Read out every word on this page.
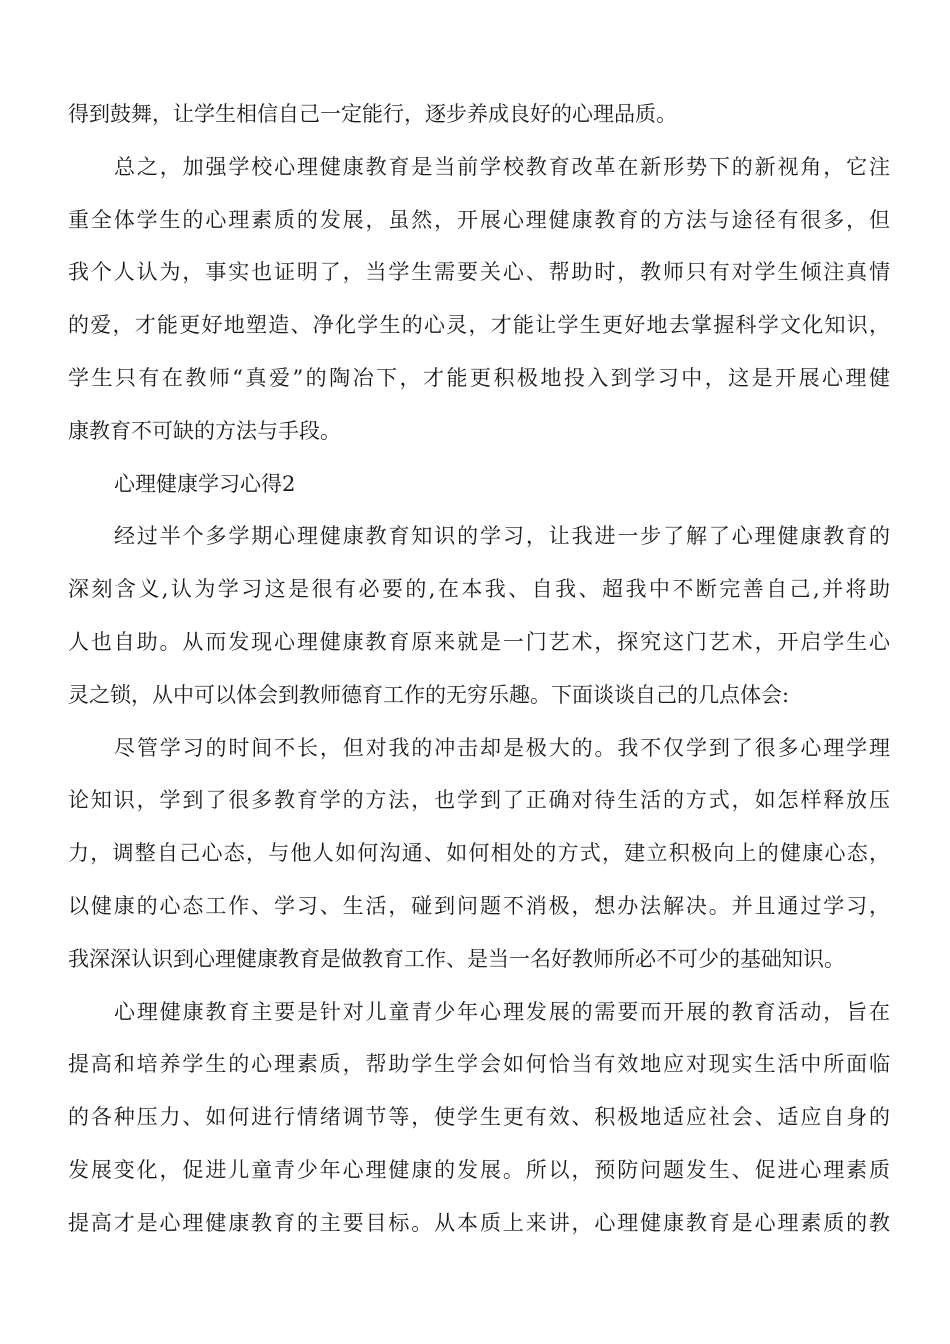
得到鼓舞，让学生相信自己一定能行，逐步养成良好的心理品质。
总之，加强学校心理健康教育是当前学校教育改革在新形势下的新视角，它注
重全体学生的心理素质的发展，虽然，开展心理健康教育的方法与途径有很多，但
我个人认为，事实也证明了，当学生需要关心、帮助时，教师只有对学生倾注真情
的爱，才能更好地塑造、净化学生的心灵，才能让学生更好地去掌握科学文化知识，
学生只有在教师“真爱”的陶冶下，才能更积极地投入到学习中，这是开展心理健
康教育不可缺的方法与手段。
心理健康学习心得2
经过半个多学期心理健康教育知识的学习，让我进一步了解了心理健康教育的
深刻含义,认为学习这是很有必要的,在本我、自我、超我中不断完善自己,并将助
人也自助。从而发现心理健康教育原来就是一门艺术，探究这门艺术，开启学生心
灵之锁，从中可以体会到教师德育工作的无穷乐趣。下面谈谈自己的几点体会:
尽管学习的时间不长，但对我的冲击却是极大的。我不仅学到了很多心理学理
论知识，学到了很多教育学的方法，也学到了正确对待生活的方式，如怎样释放压
力，调整自己心态，与他人如何沟通、如何相处的方式，建立积极向上的健康心态，
以健康的心态工作、学习、生活，碰到问题不消极，想办法解决。并且通过学习，
我深深认识到心理健康教育是做教育工作、是当一名好教师所必不可少的基础知识。
心理健康教育主要是针对儿童青少年心理发展的需要而开展的教育活动，旨在
提高和培养学生的心理素质，帮助学生学会如何恰当有效地应对现实生活中所面临
的各种压力、如何进行情绪调节等，使学生更有效、积极地适应社会、适应自身的
发展变化，促进儿童青少年心理健康的发展。所以，预防问题发生、促进心理素质
提高才是心理健康教育的主要目标。从本质上来讲，心理健康教育是心理素质的教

Direction:
Every entry above needs to be retyped exactly; drop the pictures.

Correct output:
Read out every word on this page.
得到鼓舞，让学生相信自己一定能行，逐步养成良好的心理品质。
总之，加强学校心理健康教育是当前学校教育改革在新形势下的新视角，它注
重全体学生的心理素质的发展，虽然，开展心理健康教育的方法与途径有很多，但
我个人认为，事实也证明了，当学生需要关心、帮助时，教师只有对学生倾注真情
的爱，才能更好地塑造、净化学生的心灵，才能让学生更好地去掌握科学文化知识，
学生只有在教师“真爱”的陶冶下，才能更积极地投入到学习中，这是开展心理健
康教育不可缺的方法与手段。
心理健康学习心得2
经过半个多学期心理健康教育知识的学习，让我进一步了解了心理健康教育的
深刻含义,认为学习这是很有必要的,在本我、自我、超我中不断完善自己,并将助
人也自助。从而发现心理健康教育原来就是一门艺术，探究这门艺术，开启学生心
灵之锁，从中可以体会到教师德育工作的无穷乐趣。下面谈谈自己的几点体会:
尽管学习的时间不长，但对我的冲击却是极大的。我不仅学到了很多心理学理
论知识，学到了很多教育学的方法，也学到了正确对待生活的方式，如怎样释放压
力，调整自己心态，与他人如何沟通、如何相处的方式，建立积极向上的健康心态，
以健康的心态工作、学习、生活，碰到问题不消极，想办法解决。并且通过学习，
我深深认识到心理健康教育是做教育工作、是当一名好教师所必不可少的基础知识。
心理健康教育主要是针对儿童青少年心理发展的需要而开展的教育活动，旨在
提高和培养学生的心理素质，帮助学生学会如何恰当有效地应对现实生活中所面临
的各种压力、如何进行情绪调节等，使学生更有效、积极地适应社会、适应自身的
发展变化，促进儿童青少年心理健康的发展。所以，预防问题发生、促进心理素质
提高才是心理健康教育的主要目标。从本质上来讲，心理健康教育是心理素质的教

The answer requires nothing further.